■ WHAT IS NEEDED
Note how many lines include the word "could", and give that number by itself.

■ DATASET RECORDS
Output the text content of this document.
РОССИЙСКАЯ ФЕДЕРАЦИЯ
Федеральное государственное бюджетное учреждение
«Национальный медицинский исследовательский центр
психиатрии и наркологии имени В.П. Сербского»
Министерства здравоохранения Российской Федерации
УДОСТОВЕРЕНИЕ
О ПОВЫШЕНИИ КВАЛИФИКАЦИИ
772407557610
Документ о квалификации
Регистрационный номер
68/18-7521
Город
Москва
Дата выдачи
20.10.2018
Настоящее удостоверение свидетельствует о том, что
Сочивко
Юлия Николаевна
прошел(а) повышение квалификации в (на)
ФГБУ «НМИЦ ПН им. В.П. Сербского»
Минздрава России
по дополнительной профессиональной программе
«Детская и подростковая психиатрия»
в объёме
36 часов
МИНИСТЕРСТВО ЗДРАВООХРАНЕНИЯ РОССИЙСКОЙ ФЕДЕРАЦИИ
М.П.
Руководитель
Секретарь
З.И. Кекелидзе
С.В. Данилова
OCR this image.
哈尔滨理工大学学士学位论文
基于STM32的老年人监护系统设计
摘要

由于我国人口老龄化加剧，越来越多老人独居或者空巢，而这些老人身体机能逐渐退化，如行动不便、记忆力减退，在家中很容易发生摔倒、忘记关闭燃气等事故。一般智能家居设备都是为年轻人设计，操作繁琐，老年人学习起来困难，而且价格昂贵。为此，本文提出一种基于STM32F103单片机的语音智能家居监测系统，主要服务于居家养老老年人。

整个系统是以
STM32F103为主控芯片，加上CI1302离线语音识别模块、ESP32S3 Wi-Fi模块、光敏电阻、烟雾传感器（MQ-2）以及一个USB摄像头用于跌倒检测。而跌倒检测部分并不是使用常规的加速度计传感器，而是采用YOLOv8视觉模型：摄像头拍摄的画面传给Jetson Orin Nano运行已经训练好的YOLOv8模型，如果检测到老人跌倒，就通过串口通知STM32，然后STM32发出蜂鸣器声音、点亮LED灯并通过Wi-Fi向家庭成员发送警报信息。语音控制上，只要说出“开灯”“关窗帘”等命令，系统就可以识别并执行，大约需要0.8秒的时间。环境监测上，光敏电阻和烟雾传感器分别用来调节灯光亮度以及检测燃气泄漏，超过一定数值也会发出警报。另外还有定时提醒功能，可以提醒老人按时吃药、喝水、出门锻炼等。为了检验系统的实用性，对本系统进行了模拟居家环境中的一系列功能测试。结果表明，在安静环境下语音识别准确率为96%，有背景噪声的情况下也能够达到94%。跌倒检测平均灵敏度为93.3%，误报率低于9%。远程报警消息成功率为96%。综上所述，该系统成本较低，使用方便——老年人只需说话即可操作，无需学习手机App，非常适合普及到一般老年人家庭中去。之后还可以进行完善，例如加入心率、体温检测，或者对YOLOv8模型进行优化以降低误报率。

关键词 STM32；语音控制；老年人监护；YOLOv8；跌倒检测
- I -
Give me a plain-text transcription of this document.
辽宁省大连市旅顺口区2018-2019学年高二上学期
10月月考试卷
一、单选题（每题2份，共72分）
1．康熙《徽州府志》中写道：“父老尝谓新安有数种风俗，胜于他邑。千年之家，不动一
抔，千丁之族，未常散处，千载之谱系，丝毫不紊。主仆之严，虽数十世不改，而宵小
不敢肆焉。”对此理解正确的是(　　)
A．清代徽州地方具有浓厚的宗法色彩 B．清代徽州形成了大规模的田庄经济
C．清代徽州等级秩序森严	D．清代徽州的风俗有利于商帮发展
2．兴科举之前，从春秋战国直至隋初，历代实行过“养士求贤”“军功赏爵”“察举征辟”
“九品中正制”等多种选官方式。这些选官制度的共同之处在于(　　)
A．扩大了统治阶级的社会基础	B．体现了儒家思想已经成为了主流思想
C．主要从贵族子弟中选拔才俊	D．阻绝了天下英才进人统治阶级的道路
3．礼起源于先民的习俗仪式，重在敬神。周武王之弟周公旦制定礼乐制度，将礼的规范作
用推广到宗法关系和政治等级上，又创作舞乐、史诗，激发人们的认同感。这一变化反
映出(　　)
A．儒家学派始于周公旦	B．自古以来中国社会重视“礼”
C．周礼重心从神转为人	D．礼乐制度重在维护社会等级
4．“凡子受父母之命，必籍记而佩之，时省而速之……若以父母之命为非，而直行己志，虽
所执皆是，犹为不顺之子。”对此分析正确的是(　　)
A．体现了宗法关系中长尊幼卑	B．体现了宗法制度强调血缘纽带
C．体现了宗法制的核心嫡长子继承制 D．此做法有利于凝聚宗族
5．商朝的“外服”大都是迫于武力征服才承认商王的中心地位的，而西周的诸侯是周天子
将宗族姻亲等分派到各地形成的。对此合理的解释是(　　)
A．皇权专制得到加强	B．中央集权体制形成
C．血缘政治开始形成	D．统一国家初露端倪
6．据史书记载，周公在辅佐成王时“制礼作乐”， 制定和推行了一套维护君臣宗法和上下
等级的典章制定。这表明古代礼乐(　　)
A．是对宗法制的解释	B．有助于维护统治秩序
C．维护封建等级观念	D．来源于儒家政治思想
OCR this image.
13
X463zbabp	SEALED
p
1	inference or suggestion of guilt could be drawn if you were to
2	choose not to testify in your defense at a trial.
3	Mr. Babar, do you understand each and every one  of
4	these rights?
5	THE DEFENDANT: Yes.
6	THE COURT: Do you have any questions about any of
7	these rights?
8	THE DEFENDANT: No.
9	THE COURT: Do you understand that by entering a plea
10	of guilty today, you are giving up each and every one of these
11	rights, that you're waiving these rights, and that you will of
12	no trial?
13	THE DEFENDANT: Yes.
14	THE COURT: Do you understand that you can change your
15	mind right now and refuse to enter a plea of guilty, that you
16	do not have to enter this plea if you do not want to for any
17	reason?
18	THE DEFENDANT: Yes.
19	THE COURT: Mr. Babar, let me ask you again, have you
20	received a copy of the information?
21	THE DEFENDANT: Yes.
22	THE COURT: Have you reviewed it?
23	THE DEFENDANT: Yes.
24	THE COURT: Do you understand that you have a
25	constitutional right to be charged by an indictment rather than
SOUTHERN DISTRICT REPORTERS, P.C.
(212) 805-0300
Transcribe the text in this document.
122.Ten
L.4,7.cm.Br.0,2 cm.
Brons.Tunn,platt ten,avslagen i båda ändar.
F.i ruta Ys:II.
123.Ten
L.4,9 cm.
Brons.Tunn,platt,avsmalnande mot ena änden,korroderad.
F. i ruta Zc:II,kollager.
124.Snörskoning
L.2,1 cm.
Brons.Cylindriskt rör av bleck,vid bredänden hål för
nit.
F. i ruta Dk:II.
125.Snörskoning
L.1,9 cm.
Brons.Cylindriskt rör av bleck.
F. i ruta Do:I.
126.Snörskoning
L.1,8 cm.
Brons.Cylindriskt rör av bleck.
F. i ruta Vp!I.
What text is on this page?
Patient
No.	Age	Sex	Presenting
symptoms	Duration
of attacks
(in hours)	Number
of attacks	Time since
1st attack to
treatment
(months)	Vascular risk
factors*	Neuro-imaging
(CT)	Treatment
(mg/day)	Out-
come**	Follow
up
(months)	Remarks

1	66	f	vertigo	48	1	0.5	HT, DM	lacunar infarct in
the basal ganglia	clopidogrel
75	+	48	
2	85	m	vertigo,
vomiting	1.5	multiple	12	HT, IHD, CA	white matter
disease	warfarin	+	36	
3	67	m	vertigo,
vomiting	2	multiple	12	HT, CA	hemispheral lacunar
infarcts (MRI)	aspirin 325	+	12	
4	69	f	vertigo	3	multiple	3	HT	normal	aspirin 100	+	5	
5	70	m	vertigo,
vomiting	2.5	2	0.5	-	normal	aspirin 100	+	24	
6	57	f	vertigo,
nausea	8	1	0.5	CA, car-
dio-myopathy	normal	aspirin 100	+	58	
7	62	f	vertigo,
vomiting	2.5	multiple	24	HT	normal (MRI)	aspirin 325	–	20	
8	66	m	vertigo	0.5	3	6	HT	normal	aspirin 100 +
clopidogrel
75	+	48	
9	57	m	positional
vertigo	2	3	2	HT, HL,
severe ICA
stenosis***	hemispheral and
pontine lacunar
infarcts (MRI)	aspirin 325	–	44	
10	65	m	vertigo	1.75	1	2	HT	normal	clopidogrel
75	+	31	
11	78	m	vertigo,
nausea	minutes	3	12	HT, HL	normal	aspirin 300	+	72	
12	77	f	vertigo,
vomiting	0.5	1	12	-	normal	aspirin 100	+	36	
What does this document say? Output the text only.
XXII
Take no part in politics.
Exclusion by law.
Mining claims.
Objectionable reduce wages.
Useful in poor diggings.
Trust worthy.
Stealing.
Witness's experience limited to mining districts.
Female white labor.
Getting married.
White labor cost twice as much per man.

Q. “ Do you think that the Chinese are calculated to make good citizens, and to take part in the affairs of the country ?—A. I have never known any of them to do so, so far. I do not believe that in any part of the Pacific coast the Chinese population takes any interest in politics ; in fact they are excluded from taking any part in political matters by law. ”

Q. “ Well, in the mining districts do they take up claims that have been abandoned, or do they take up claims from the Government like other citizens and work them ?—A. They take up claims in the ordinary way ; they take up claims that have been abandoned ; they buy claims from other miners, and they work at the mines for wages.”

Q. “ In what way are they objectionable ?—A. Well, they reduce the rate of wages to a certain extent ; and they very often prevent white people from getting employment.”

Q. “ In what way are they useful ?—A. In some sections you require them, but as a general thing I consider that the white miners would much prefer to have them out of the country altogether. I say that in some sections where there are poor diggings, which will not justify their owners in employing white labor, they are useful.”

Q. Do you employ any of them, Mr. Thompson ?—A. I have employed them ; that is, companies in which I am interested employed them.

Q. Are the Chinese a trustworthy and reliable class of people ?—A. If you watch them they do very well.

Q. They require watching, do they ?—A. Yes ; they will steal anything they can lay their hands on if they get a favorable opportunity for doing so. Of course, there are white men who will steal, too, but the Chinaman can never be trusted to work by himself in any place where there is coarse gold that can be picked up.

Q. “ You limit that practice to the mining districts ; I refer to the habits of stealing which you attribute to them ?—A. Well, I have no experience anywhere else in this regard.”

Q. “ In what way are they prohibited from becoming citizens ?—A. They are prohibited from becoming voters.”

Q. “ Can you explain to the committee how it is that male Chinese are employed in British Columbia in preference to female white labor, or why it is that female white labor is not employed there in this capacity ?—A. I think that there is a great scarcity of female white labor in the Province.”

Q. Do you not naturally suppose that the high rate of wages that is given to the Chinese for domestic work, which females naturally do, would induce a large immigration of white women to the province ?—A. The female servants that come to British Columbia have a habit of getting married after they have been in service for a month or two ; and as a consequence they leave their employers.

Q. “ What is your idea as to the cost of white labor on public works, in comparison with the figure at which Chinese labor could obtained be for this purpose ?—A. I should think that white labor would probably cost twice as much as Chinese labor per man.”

■ ANSWER TO THIS EXERCISE
2